[[ Given text open ]]
The Third District Court of Appeal State of Florida (“Appellate Court”) filed an opinion on June 22, 2016 in a medical malpractice case where the trial court had ordered the plaintiff to disclose to the defense during her deposition communications that she had with her prior medical malpractice attorneys.
The question on appeal was to what extent the plaintiff should be required to disclose communications that she had with medical malpractice attorneys regarding when she first became aware that she may have a cause of action against the defendants regarding the birth of her child who was subsequently diagnosed with cerebral palsy.
The plaintiff gave birth to her daughter on July 16, 2005. The daughter was diagnosed with cerebral palsy by a neurologist in early 2007. On April 30, 2013, prior to her daughter’s eighth birthday, the plaintiff petitioned to extend by ninety days the statute of limitations for filing a medical malpractice action against the hospitals, clinics, and doctors involved in her daughter’s birth. § 766.104(2), Fla. Stat. (2013).
After filing her notice of intent to initiate litigation for medical malpractice, the plaintiff filed her Florida medical malpractice lawsuit in November 2013. The Florida statute of limitations for medical malpractice cases is two years from the time the incident giving rise to the action occurred or within 2 years from the time the incident is discovered, or should have been discovered with the exercise of due diligence. § 95.11(4)(b), Fla. Stat. (2013). The Florida Supreme Court has interpreted this language to mean not only knowledge of the injury but also knowledge that there is a reasonable possibility that the injury was caused by medical malpractice.
[[ Given text closed ]]
- _Work request A_
According to the court opinion summary, when did the plaintiff file her medical malpractice lawsuit?
- _Work request B_
Restate the passage of the court opinion summary starting with "The question on" and going on through "766.104(2), Fla. Stat. (2013).", substituting "brain damage" for "cerebral palsy".
- _Work request C_
Proceed with the court opinion summary from its last sentence onward.
The listing that comes next has no connection to the court opinion summary.
[[ Supplied records open ]]
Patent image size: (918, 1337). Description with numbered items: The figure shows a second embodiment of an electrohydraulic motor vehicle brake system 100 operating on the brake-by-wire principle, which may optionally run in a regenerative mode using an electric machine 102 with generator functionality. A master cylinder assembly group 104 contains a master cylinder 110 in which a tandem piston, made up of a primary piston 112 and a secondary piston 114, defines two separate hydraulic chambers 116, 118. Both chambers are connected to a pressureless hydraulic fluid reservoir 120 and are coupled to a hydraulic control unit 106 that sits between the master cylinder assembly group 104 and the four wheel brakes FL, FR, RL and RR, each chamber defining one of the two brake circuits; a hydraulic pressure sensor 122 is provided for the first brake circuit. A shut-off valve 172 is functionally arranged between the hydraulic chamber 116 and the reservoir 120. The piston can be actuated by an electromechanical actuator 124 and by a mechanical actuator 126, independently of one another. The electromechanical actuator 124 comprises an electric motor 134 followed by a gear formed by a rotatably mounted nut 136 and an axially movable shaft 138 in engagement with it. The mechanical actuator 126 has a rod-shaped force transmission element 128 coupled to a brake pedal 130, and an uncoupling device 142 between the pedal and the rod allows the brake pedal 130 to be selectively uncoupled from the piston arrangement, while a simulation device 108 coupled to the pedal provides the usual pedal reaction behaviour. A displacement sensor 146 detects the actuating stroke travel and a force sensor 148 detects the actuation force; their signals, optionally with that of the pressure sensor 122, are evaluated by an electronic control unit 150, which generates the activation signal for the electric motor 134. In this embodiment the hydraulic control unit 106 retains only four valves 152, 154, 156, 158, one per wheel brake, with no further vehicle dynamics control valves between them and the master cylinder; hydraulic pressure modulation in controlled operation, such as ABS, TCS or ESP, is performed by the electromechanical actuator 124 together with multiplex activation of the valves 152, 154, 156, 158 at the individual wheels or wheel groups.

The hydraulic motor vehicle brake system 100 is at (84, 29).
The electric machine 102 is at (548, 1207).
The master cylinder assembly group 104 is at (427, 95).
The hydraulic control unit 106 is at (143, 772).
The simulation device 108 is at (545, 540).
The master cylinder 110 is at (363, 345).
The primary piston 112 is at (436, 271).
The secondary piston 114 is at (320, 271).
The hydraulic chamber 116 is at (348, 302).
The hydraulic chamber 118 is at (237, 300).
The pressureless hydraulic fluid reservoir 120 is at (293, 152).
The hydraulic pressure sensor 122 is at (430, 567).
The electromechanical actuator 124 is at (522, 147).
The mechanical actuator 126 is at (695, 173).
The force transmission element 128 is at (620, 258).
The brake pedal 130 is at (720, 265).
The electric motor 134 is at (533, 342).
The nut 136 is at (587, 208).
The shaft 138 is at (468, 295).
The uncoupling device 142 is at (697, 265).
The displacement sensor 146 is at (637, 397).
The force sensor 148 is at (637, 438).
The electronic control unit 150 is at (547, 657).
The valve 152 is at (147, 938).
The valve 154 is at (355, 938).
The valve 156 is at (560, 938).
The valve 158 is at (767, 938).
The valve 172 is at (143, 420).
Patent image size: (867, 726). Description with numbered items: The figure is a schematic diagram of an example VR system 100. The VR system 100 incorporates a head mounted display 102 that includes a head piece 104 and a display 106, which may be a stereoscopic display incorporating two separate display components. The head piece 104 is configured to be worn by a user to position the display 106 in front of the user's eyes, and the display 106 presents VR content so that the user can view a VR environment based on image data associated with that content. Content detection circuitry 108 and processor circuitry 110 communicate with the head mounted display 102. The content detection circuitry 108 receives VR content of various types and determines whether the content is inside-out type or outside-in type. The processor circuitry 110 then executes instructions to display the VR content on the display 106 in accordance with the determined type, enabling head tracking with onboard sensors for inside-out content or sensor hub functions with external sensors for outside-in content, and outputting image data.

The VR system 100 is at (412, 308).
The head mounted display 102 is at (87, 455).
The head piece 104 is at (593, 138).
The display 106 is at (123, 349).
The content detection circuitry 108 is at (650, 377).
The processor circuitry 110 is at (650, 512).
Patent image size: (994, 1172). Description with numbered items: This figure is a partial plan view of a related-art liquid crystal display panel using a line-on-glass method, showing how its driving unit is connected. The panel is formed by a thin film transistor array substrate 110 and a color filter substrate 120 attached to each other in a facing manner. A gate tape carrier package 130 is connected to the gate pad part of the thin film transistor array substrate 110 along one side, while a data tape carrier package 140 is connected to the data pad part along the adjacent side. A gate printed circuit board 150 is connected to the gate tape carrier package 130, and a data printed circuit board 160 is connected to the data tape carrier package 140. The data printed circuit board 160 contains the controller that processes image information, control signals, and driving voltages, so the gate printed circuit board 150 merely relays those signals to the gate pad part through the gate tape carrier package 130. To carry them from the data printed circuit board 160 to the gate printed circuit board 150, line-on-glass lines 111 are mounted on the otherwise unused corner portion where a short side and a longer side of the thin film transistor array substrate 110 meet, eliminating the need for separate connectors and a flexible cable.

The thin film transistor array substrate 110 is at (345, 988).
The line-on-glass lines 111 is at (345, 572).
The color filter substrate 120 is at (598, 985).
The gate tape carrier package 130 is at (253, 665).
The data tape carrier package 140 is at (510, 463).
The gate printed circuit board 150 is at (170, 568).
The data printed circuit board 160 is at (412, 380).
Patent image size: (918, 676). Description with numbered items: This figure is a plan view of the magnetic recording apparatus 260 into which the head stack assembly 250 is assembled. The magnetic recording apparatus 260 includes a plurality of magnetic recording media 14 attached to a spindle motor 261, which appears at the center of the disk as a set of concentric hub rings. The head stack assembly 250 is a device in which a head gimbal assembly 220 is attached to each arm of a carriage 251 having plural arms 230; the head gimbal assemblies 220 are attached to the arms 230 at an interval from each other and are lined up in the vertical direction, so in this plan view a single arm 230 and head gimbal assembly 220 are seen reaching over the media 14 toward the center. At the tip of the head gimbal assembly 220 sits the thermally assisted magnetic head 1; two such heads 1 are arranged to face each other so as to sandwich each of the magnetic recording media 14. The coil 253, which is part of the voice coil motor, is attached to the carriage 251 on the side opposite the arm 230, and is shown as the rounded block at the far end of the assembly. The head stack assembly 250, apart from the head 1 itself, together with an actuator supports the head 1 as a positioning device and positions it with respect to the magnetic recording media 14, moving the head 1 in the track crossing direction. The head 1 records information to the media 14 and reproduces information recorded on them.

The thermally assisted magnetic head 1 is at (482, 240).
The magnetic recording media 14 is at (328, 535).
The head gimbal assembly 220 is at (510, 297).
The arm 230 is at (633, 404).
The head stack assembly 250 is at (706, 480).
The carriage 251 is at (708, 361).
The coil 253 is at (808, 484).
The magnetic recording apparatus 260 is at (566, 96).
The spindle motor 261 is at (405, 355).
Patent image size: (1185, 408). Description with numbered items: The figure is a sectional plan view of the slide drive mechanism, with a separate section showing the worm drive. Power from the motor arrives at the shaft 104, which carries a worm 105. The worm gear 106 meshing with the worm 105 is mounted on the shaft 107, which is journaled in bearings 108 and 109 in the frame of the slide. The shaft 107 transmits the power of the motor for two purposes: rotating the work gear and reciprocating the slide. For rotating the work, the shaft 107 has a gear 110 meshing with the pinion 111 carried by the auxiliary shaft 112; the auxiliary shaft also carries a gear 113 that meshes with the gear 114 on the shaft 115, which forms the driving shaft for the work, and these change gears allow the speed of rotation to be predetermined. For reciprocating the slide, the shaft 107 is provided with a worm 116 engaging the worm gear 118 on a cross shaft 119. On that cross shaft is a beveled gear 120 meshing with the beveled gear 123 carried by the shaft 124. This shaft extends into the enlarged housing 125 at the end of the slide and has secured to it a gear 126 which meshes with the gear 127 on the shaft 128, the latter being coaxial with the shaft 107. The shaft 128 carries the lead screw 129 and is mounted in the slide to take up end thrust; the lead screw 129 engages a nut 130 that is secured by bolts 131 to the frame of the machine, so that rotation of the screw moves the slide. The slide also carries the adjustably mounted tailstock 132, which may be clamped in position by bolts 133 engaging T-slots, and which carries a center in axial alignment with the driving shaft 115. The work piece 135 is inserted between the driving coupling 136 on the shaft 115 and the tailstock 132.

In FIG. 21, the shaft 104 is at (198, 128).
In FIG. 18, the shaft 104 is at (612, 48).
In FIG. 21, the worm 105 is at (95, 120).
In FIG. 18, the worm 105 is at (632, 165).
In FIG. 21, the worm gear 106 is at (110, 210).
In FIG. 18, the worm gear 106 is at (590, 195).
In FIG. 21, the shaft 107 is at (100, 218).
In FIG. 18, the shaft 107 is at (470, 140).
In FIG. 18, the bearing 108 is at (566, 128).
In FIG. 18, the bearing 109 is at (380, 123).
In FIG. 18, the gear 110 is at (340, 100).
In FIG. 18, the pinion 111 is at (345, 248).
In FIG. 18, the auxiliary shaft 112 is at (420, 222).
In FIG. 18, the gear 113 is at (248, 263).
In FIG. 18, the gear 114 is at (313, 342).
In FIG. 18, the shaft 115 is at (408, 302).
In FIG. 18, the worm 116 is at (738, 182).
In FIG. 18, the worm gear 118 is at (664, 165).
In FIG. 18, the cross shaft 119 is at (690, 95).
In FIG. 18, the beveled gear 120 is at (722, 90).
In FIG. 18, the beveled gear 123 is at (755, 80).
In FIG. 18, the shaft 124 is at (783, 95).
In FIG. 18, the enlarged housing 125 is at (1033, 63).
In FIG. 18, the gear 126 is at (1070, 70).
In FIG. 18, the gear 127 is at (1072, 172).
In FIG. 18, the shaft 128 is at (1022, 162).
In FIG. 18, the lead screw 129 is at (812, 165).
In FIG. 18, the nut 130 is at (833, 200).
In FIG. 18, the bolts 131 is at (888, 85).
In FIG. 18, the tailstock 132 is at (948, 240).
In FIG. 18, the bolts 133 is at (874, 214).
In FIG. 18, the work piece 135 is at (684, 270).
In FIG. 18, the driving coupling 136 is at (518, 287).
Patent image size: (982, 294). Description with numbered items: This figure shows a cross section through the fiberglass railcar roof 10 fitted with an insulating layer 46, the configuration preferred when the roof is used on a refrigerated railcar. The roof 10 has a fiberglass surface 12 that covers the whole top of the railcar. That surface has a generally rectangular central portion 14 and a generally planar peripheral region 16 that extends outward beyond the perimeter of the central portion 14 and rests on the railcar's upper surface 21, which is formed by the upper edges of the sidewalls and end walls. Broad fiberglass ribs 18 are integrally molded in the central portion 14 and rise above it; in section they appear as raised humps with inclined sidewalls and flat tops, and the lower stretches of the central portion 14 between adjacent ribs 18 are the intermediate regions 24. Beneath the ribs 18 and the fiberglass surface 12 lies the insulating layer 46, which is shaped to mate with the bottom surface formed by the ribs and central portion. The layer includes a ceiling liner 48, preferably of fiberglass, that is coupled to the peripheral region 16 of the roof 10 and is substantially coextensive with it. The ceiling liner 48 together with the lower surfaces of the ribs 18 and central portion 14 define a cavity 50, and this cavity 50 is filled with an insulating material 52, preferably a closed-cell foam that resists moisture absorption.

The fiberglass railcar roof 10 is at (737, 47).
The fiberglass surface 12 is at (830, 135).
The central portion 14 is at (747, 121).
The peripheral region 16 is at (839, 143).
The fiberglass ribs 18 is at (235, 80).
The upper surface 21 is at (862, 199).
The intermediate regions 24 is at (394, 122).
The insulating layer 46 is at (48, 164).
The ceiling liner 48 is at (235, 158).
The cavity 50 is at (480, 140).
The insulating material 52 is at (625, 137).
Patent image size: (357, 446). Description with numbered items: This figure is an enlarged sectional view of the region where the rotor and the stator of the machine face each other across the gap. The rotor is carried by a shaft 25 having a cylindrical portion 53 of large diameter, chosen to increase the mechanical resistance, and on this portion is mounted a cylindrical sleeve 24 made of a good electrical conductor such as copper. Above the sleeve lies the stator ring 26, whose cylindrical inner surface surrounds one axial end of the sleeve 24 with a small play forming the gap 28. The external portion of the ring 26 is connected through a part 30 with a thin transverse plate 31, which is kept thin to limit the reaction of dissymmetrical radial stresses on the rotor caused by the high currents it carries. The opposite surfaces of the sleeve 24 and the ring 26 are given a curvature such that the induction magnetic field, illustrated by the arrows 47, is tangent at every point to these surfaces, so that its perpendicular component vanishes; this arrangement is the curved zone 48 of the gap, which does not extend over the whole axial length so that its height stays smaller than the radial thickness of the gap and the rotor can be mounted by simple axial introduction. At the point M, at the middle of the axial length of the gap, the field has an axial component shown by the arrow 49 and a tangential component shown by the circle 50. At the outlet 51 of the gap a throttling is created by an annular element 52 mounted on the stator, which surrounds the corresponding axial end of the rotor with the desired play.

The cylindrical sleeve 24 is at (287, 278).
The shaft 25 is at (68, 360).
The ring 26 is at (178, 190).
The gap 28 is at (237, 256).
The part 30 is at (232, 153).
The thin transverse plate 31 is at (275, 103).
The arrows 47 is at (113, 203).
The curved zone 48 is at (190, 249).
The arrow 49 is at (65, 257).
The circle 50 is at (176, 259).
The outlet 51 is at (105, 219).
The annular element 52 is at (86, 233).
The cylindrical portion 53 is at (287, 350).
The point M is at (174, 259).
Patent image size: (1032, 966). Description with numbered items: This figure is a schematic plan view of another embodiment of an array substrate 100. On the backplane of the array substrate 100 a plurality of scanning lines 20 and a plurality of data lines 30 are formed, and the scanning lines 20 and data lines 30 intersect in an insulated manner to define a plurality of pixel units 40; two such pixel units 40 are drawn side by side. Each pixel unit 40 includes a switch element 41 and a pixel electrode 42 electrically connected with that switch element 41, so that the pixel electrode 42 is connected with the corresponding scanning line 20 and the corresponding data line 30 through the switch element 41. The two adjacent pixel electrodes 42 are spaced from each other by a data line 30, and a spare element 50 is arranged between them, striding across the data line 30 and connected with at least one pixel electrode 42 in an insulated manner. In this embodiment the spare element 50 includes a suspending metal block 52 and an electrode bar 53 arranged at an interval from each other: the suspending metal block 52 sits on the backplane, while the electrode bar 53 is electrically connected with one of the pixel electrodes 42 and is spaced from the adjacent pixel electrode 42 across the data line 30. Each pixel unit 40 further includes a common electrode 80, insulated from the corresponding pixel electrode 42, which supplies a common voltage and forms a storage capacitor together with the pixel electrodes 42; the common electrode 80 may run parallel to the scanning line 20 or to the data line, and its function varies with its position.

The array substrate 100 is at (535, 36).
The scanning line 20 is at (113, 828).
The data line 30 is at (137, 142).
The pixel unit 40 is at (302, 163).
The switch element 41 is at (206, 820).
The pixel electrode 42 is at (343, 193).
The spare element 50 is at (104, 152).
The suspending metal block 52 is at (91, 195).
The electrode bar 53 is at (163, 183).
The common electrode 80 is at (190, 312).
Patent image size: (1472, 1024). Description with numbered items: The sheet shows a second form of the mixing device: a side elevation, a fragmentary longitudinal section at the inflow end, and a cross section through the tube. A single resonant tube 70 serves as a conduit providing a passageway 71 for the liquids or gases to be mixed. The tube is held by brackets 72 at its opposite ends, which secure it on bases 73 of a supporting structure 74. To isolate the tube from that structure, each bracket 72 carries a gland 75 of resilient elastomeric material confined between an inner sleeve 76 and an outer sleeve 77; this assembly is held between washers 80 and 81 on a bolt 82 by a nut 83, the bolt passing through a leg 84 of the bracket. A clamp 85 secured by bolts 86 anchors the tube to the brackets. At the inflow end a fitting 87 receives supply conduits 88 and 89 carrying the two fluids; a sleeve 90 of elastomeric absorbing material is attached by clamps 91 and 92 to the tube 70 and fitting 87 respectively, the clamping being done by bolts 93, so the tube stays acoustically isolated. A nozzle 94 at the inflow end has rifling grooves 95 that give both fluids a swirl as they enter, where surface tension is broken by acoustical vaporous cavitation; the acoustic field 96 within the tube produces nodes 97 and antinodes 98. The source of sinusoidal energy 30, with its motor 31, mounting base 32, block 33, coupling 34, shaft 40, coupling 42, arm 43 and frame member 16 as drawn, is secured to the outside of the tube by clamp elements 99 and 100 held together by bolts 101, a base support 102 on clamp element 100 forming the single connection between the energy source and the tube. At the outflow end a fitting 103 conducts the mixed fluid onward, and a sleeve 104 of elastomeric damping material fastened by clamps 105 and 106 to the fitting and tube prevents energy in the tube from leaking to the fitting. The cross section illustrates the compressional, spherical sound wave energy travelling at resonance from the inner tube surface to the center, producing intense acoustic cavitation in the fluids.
[[ Supplied records closed ]]
- _Exercise answer A_
November 2013.

- _Exercise answer B_
The question on appeal was to what extent the plaintiff should be required to disclose communications that she had with medical malpractice attorneys regarding when she first became aware that she may have a cause of action against the defendants regarding the birth of her child who was subsequently diagnosed with brain damage.
The plaintiff gave birth to her daughter on July 16, 2005. The daughter was diagnosed with brain damage by a neurologist in early 2007. On April 30, 2013, prior to her daughter’s eighth birthday, the plaintiff petitioned to extend by ninety days the statute of limitations for filing a medical malpractice action against the hospitals, clinics, and doctors involved in her daughter’s birth. § 766.104(2), Fla. Stat. (2013).

- _Exercise answer C_
The defendants deposed the plaintiff to investigate when she first comprehended a reasonable possibility that her daughter’s injury was caused by medical malpractice. They questioned the plaintiff about what lawyers she consulted regarding her daughter’s condition, when she consulted them, and why she consulted them. She declined to answer the questions after testifying that her current medical malpractice lawyer was not the first attorney she consulted.
The defense obtained a court order compelling the plaintiff to answer all questions related to the following issues: (a) “when she first sought legal counsel”; (b) “the names of the attorneys whom she consulted with”; and (c) “the reasons why she first sought out legal counsel and any subsequent counsel.” The plaintiff appealed the order to compel to the Appellate Court.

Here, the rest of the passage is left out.